• **Written task**
Word for word, retype every entry in the listing.

• **Listed records**

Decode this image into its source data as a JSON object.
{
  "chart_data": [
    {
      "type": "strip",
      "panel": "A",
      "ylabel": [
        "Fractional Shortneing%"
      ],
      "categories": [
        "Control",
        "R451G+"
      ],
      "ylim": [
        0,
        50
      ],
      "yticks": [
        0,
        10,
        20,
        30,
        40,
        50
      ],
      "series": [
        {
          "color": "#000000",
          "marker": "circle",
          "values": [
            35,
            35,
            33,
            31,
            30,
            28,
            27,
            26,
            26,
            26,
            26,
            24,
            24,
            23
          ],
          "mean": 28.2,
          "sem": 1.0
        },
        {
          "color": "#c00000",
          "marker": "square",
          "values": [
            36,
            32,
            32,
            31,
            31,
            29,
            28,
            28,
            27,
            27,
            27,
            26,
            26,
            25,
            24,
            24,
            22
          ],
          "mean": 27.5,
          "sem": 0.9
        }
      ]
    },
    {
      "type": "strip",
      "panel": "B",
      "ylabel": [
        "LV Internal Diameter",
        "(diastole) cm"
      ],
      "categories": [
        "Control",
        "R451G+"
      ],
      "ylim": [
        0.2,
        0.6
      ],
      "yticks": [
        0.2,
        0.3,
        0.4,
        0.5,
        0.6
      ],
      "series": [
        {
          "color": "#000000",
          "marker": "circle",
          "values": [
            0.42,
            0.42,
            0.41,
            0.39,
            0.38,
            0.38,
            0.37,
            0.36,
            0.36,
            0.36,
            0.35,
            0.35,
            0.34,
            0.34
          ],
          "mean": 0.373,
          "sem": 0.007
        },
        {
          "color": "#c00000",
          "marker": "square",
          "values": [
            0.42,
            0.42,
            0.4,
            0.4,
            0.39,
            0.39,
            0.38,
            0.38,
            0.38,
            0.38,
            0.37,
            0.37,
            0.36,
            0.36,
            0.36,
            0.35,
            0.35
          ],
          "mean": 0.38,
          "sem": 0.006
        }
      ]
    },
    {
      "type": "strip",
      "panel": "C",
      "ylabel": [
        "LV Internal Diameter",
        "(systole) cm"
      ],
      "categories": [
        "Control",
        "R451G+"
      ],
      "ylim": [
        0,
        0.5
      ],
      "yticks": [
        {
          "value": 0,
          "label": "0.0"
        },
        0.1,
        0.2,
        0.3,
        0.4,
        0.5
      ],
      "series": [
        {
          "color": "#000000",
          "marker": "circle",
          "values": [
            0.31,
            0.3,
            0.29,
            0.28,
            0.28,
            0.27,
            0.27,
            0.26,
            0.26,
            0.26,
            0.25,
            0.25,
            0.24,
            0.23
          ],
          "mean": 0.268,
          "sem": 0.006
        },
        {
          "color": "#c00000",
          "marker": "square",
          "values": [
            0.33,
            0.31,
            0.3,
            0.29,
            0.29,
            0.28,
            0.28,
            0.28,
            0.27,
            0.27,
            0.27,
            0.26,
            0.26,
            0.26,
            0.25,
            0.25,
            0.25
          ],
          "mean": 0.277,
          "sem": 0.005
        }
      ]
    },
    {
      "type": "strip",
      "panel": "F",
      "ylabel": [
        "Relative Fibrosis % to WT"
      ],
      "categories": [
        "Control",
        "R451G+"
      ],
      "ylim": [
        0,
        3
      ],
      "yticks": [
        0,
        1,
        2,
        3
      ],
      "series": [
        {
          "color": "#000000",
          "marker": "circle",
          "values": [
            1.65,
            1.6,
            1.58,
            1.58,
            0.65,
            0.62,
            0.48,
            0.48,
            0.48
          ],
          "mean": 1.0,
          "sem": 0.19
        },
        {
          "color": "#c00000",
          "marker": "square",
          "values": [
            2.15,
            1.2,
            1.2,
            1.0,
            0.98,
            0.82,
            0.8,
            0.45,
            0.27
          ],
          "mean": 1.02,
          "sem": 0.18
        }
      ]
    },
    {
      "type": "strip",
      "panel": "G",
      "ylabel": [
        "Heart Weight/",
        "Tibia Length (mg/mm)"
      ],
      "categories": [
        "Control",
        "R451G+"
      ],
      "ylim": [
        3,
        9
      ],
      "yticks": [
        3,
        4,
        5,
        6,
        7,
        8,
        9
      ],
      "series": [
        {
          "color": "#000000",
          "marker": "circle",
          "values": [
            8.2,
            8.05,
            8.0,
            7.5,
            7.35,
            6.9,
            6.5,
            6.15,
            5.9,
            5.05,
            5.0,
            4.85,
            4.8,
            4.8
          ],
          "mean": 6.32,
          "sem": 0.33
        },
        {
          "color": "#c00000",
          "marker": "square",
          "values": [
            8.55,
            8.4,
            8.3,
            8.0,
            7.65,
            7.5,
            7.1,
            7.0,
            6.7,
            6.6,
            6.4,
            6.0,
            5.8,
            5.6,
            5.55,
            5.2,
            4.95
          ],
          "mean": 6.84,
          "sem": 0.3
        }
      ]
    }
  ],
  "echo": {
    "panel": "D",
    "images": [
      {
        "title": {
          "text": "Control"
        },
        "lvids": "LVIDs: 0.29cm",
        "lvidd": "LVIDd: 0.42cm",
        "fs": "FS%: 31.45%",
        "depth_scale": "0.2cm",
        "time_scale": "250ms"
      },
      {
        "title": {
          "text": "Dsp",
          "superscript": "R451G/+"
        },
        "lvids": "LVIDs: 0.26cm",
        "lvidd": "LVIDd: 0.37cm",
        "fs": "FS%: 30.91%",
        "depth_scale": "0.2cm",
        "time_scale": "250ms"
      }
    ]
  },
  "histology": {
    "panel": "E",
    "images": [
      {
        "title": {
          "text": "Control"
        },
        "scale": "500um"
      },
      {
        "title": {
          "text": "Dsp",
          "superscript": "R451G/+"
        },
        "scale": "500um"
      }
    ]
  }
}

• **Response to the exercise**
Decode this image into its source data as a JSON object.
{
  "chart_data": [
    {
      "type": "strip",
      "panel": "A",
      "ylabel": [
        "Fractional Shortneing%"
      ],
      "categories": [
        "Control",
        "R451G+"
      ],
      "ylim": [
        0,
        50
      ],
      "yticks": [
        0,
        10,
        20,
        30,
        40,
        50
      ],
      "series": [
        {
          "color": "#000000",
          "marker": "circle",
          "values": [
            35,
            35,
            33,
            31,
            30,
            28,
            27,
            26,
            26,
            26,
            26,
            24,
            24,
            23
          ],
          "mean": 28.2,
          "sem": 1.0
        },
        {
          "color": "#c00000",
          "marker": "square",
          "values": [
            36,
            32,
            32,
            31,
            31,
            29,
            28,
            28,
            27,
            27,
            27,
            26,
            26,
            25,
            24,
            24,
            22
          ],
          "mean": 27.5,
          "sem": 0.9
        }
      ]
    },
    {
      "type": "strip",
      "panel": "B",
      "ylabel": [
        "LV Internal Diameter",
        "(diastole) cm"
      ],
      "categories": [
        "Control",
        "R451G+"
      ],
      "ylim": [
        0.2,
        0.6
      ],
      "yticks": [
        0.2,
        0.3,
        0.4,
        0.5,
        0.6
      ],
      "series": [
        {
          "color": "#000000",
          "marker": "circle",
          "values": [
            0.42,
            0.42,
            0.41,
            0.39,
            0.38,
            0.38,
            0.37,
            0.36,
            0.36,
            0.36,
            0.35,
            0.35,
            0.34,
            0.34
          ],
          "mean": 0.373,
          "sem": 0.007
        },
        {
          "color": "#c00000",
          "marker": "square",
          "values": [
            0.42,
            0.42,
            0.4,
            0.4,
            0.39,
            0.39,
            0.38,
            0.38,
            0.38,
            0.38,
            0.37,
            0.37,
            0.36,
            0.36,
            0.36,
            0.35,
            0.35
          ],
          "mean": 0.38,
          "sem": 0.006
        }
      ]
    },
    {
      "type": "strip",
      "panel": "C",
      "ylabel": [
        "LV Internal Diameter",
        "(systole) cm"
      ],
      "categories": [
        "Control",
        "R451G+"
      ],
      "ylim": [
        0,
        0.5
      ],
      "yticks": [
        {
          "value": 0,
          "label": "0.0"
        },
        0.1,
        0.2,
        0.3,
        0.4,
        0.5
      ],
      "series": [
        {
          "color": "#000000",
          "marker": "circle",
          "values": [
            0.31,
            0.3,
            0.29,
            0.28,
            0.28,
            0.27,
            0.27,
            0.26,
            0.26,
            0.26,
            0.25,
            0.25,
            0.24,
            0.23
          ],
          "mean": 0.268,
          "sem": 0.006
        },
        {
          "color": "#c00000",
          "marker": "square",
          "values": [
            0.33,
            0.31,
            0.3,
            0.29,
            0.29,
            0.28,
            0.28,
            0.28,
            0.27,
            0.27,
            0.27,
            0.26,
            0.26,
            0.26,
            0.25,
            0.25,
            0.25
          ],
          "mean": 0.277,
          "sem": 0.005
        }
      ]
    },
    {
      "type": "strip",
      "panel": "F",
      "ylabel": [
        "Relative Fibrosis % to WT"
      ],
      "categories": [
        "Control",
        "R451G+"
      ],
      "ylim": [
        0,
        3
      ],
      "yticks": [
        0,
        1,
        2,
        3
      ],
      "series": [
        {
          "color": "#000000",
          "marker": "circle",
          "values": [
            1.65,
            1.6,
            1.58,
            1.58,
            0.65,
            0.62,
            0.48,
            0.48,
            0.48
          ],
          "mean": 1.0,
          "sem": 0.19
        },
        {
          "color": "#c00000",
          "marker": "square",
          "values": [
            2.15,
            1.2,
            1.2,
            1.0,
            0.98,
            0.82,
            0.8,
            0.45,
            0.27
          ],
          "mean": 1.02,
          "sem": 0.18
        }
      ]
    },
    {
      "type": "strip",
      "panel": "G",
      "ylabel": [
        "Heart Weight/",
        "Tibia Length (mg/mm)"
      ],
      "categories": [
        "Control",
        "R451G+"
      ],
      "ylim": [
        3,
        9
      ],
      "yticks": [
        3,
        4,
        5,
        6,
        7,
        8,
        9
      ],
      "series": [
        {
          "color": "#000000",
          "marker": "circle",
          "values": [
            8.2,
            8.05,
            8.0,
            7.5,
            7.35,
            6.9,
            6.5,
            6.15,
            5.9,
            5.05,
            5.0,
            4.85,
            4.8,
            4.8
          ],
          "mean": 6.32,
          "sem": 0.33
        },
        {
          "color": "#c00000",
          "marker": "square",
          "values": [
            8.55,
            8.4,
            8.3,
            8.0,
            7.65,
            7.5,
            7.1,
            7.0,
            6.7,
            6.6,
            6.4,
            6.0,
            5.8,
            5.6,
            5.55,
            5.2,
            4.95
          ],
          "mean": 6.84,
          "sem": 0.3
        }
      ]
    }
  ],
  "echo": {
    "panel": "D",
    "images": [
      {
        "title": {
          "text": "Control"
        },
        "lvids": "LVIDs: 0.29cm",
        "lvidd": "LVIDd: 0.42cm",
        "fs": "FS%: 31.45%",
        "depth_scale": "0.2cm",
        "time_scale": "250ms"
      },
      {
        "title": {
          "text": "Dsp",
          "superscript": "R451G/+"
        },
        "lvids": "LVIDs: 0.26cm",
        "lvidd": "LVIDd: 0.37cm",
        "fs": "FS%: 30.91%",
        "depth_scale": "0.2cm",
        "time_scale": "250ms"
      }
    ]
  },
  "histology": {
    "panel": "E",
    "images": [
      {
        "title": {
          "text": "Control"
        },
        "scale": "500um"
      },
      {
        "title": {
          "text": "Dsp",
          "superscript": "R451G/+"
        },
        "scale": "500um"
      }
    ]
  }
}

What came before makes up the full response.